> Task material:
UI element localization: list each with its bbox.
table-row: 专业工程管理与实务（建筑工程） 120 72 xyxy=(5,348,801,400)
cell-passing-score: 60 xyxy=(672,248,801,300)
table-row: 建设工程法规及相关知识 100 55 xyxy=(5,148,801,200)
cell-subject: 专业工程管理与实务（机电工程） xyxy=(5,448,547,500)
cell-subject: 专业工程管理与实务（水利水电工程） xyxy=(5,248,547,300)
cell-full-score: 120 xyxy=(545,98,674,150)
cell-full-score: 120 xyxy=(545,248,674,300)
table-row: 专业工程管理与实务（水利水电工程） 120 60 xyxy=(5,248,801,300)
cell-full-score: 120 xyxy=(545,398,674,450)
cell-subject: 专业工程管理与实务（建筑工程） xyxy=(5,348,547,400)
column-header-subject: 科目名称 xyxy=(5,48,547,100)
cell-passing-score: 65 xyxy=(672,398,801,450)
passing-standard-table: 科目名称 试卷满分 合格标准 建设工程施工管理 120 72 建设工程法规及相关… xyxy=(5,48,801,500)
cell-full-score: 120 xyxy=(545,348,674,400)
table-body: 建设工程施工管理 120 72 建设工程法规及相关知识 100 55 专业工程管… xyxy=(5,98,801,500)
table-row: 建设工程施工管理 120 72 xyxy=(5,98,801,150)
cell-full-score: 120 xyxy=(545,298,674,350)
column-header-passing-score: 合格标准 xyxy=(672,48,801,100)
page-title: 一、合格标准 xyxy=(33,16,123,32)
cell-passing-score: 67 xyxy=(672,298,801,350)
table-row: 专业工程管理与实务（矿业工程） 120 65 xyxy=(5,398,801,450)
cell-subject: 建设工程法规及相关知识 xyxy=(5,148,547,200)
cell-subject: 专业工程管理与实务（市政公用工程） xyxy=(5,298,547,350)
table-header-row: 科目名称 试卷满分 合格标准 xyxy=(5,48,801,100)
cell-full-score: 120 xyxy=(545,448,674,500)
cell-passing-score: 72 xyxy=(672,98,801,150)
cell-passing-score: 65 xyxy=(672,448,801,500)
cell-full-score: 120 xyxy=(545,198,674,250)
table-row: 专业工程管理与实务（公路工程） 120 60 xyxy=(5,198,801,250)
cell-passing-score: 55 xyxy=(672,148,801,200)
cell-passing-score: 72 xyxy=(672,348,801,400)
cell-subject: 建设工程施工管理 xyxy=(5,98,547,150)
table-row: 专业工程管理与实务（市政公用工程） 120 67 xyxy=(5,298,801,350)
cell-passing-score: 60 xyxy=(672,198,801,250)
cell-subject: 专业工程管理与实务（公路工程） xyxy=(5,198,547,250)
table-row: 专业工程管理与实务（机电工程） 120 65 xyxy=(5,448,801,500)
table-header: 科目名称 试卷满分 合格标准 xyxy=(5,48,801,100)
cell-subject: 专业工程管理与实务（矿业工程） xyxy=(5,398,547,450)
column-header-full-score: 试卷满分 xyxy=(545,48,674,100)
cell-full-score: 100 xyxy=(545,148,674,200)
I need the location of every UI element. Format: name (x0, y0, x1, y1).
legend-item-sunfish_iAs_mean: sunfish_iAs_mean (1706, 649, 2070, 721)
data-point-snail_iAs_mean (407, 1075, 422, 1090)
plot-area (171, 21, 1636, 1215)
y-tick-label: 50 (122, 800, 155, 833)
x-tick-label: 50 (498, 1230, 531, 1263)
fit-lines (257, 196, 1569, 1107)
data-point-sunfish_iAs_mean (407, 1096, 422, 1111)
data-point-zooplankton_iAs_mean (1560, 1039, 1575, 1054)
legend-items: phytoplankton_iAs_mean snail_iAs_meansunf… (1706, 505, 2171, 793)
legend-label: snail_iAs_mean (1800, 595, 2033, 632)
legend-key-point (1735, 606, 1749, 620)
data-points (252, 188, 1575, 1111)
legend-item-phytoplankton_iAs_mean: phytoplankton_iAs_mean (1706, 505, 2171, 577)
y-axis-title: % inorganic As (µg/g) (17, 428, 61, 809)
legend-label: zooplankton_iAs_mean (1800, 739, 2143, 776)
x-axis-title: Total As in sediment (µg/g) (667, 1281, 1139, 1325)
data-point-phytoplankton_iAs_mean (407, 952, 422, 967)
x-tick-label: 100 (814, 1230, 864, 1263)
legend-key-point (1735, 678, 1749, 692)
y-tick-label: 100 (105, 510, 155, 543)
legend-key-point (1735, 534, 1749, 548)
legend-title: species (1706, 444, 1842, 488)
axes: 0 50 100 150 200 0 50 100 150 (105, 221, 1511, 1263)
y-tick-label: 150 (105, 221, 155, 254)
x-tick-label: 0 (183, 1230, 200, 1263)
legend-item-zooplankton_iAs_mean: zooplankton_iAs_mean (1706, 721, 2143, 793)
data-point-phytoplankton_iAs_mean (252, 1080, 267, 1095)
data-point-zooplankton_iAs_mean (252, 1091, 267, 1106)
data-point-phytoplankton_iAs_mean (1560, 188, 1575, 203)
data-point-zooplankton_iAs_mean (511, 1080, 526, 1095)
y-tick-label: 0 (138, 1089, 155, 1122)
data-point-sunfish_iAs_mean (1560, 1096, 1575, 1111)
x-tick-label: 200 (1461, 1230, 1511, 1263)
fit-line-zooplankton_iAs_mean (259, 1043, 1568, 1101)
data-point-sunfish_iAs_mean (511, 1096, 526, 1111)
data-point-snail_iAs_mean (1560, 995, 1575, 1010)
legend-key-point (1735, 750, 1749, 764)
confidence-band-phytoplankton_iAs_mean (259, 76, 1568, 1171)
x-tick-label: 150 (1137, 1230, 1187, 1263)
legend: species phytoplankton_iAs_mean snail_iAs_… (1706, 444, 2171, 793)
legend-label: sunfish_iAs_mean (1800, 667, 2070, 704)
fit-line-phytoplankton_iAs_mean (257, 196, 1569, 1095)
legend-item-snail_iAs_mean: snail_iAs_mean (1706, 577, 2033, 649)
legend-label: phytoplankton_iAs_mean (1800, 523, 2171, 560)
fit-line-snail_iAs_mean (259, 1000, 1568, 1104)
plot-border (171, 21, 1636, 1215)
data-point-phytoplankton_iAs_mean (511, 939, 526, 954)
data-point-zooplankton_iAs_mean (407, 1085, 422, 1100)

> Task:
Write out every line of the data above again, word for word, with nothing changed or left out.

> The result:
UI element localization: list each with its bbox.
table-row: 专业工程管理与实务（建筑工程） 120 72 xyxy=(5,348,801,400)
cell-passing-score: 60 xyxy=(672,248,801,300)
table-row: 建设工程法规及相关知识 100 55 xyxy=(5,148,801,200)
cell-subject: 专业工程管理与实务（机电工程） xyxy=(5,448,547,500)
cell-subject: 专业工程管理与实务（水利水电工程） xyxy=(5,248,547,300)
cell-full-score: 120 xyxy=(545,98,674,150)
cell-full-score: 120 xyxy=(545,248,674,300)
table-row: 专业工程管理与实务（水利水电工程） 120 60 xyxy=(5,248,801,300)
cell-full-score: 120 xyxy=(545,398,674,450)
cell-subject: 专业工程管理与实务（建筑工程） xyxy=(5,348,547,400)
column-header-subject: 科目名称 xyxy=(5,48,547,100)
cell-passing-score: 65 xyxy=(672,398,801,450)
passing-standard-table: 科目名称 试卷满分 合格标准 建设工程施工管理 120 72 建设工程法规及相关… xyxy=(5,48,801,500)
cell-full-score: 120 xyxy=(545,348,674,400)
table-body: 建设工程施工管理 120 72 建设工程法规及相关知识 100 55 专业工程管… xyxy=(5,98,801,500)
table-row: 建设工程施工管理 120 72 xyxy=(5,98,801,150)
cell-full-score: 120 xyxy=(545,298,674,350)
column-header-passing-score: 合格标准 xyxy=(672,48,801,100)
page-title: 一、合格标准 xyxy=(33,16,123,32)
cell-passing-score: 67 xyxy=(672,298,801,350)
table-row: 专业工程管理与实务（矿业工程） 120 65 xyxy=(5,398,801,450)
cell-subject: 建设工程法规及相关知识 xyxy=(5,148,547,200)
cell-subject: 专业工程管理与实务（市政公用工程） xyxy=(5,298,547,350)
table-header-row: 科目名称 试卷满分 合格标准 xyxy=(5,48,801,100)
cell-full-score: 120 xyxy=(545,448,674,500)
cell-passing-score: 72 xyxy=(672,98,801,150)
cell-passing-score: 65 xyxy=(672,448,801,500)
cell-full-score: 120 xyxy=(545,198,674,250)
table-row: 专业工程管理与实务（公路工程） 120 60 xyxy=(5,198,801,250)
cell-passing-score: 55 xyxy=(672,148,801,200)
cell-passing-score: 72 xyxy=(672,348,801,400)
cell-subject: 建设工程施工管理 xyxy=(5,98,547,150)
table-row: 专业工程管理与实务（市政公用工程） 120 67 xyxy=(5,298,801,350)
cell-passing-score: 60 xyxy=(672,198,801,250)
cell-subject: 专业工程管理与实务（公路工程） xyxy=(5,198,547,250)
table-row: 专业工程管理与实务（机电工程） 120 65 xyxy=(5,448,801,500)
table-header: 科目名称 试卷满分 合格标准 xyxy=(5,48,801,100)
cell-subject: 专业工程管理与实务（矿业工程） xyxy=(5,398,547,450)
column-header-full-score: 试卷满分 xyxy=(545,48,674,100)
cell-full-score: 100 xyxy=(545,148,674,200)
I need the location of every UI element. Format: name (x0, y0, x1, y1).
legend-item-sunfish_iAs_mean: sunfish_iAs_mean (1706, 649, 2070, 721)
data-point-snail_iAs_mean (407, 1075, 422, 1090)
plot-area (171, 21, 1636, 1215)
y-tick-label: 50 (122, 800, 155, 833)
x-tick-label: 50 (498, 1230, 531, 1263)
fit-lines (257, 196, 1569, 1107)
data-point-sunfish_iAs_mean (407, 1096, 422, 1111)
data-point-zooplankton_iAs_mean (1560, 1039, 1575, 1054)
legend-items: phytoplankton_iAs_mean snail_iAs_meansunf… (1706, 505, 2171, 793)
legend-label: snail_iAs_mean (1800, 595, 2033, 632)
legend-key-point (1735, 606, 1749, 620)
data-points (252, 188, 1575, 1111)
legend-item-phytoplankton_iAs_mean: phytoplankton_iAs_mean (1706, 505, 2171, 577)
y-axis-title: % inorganic As (µg/g) (17, 428, 61, 809)
legend-label: zooplankton_iAs_mean (1800, 739, 2143, 776)
x-axis-title: Total As in sediment (µg/g) (667, 1281, 1139, 1325)
data-point-phytoplankton_iAs_mean (407, 952, 422, 967)
x-tick-label: 100 (814, 1230, 864, 1263)
legend-key-point (1735, 678, 1749, 692)
y-tick-label: 100 (105, 510, 155, 543)
legend-key-point (1735, 534, 1749, 548)
legend-title: species (1706, 444, 1842, 488)
axes: 0 50 100 150 200 0 50 100 150 (105, 221, 1511, 1263)
y-tick-label: 150 (105, 221, 155, 254)
x-tick-label: 0 (183, 1230, 200, 1263)
legend-item-zooplankton_iAs_mean: zooplankton_iAs_mean (1706, 721, 2143, 793)
data-point-phytoplankton_iAs_mean (252, 1080, 267, 1095)
data-point-zooplankton_iAs_mean (252, 1091, 267, 1106)
data-point-phytoplankton_iAs_mean (1560, 188, 1575, 203)
data-point-zooplankton_iAs_mean (511, 1080, 526, 1095)
y-tick-label: 0 (138, 1089, 155, 1122)
data-point-sunfish_iAs_mean (1560, 1096, 1575, 1111)
x-tick-label: 200 (1461, 1230, 1511, 1263)
fit-line-zooplankton_iAs_mean (259, 1043, 1568, 1101)
data-point-sunfish_iAs_mean (511, 1096, 526, 1111)
data-point-snail_iAs_mean (1560, 995, 1575, 1010)
legend-key-point (1735, 750, 1749, 764)
confidence-band-phytoplankton_iAs_mean (259, 76, 1568, 1171)
x-tick-label: 150 (1137, 1230, 1187, 1263)
legend: species phytoplankton_iAs_mean snail_iAs_… (1706, 444, 2171, 793)
legend-label: sunfish_iAs_mean (1800, 667, 2070, 704)
fit-line-phytoplankton_iAs_mean (257, 196, 1569, 1095)
legend-item-snail_iAs_mean: snail_iAs_mean (1706, 577, 2033, 649)
legend-label: phytoplankton_iAs_mean (1800, 523, 2171, 560)
fit-line-snail_iAs_mean (259, 1000, 1568, 1104)
plot-border (171, 21, 1636, 1215)
data-point-phytoplankton_iAs_mean (511, 939, 526, 954)
data-point-zooplankton_iAs_mean (407, 1085, 422, 1100)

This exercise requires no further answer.